Scan the records for the string "JSON"; copy each line where it occurs.

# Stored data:

***

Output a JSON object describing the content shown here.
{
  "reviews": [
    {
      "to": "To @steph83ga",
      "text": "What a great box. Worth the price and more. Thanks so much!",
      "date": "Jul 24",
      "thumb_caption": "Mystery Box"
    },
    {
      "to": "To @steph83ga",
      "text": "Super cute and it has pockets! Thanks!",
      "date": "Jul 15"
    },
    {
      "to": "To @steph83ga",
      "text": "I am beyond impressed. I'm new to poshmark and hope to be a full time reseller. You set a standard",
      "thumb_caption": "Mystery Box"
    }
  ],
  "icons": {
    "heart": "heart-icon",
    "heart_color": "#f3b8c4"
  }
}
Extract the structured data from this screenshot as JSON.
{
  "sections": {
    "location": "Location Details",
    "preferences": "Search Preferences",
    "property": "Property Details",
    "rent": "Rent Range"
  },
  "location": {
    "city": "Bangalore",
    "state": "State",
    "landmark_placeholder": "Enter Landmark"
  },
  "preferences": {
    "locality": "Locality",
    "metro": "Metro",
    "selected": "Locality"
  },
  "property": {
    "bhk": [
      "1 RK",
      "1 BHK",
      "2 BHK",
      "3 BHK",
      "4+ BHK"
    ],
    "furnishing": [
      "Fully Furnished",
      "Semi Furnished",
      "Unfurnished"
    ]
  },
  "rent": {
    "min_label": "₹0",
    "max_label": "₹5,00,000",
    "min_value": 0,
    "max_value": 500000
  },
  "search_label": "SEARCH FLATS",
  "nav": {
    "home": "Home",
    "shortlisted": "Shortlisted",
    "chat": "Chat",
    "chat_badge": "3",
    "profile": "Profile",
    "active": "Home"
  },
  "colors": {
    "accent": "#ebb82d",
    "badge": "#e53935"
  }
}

***

# RESPONSE BELOW:
Output a JSON object describing the content shown here.
Extract the structured data from this screenshot as JSON.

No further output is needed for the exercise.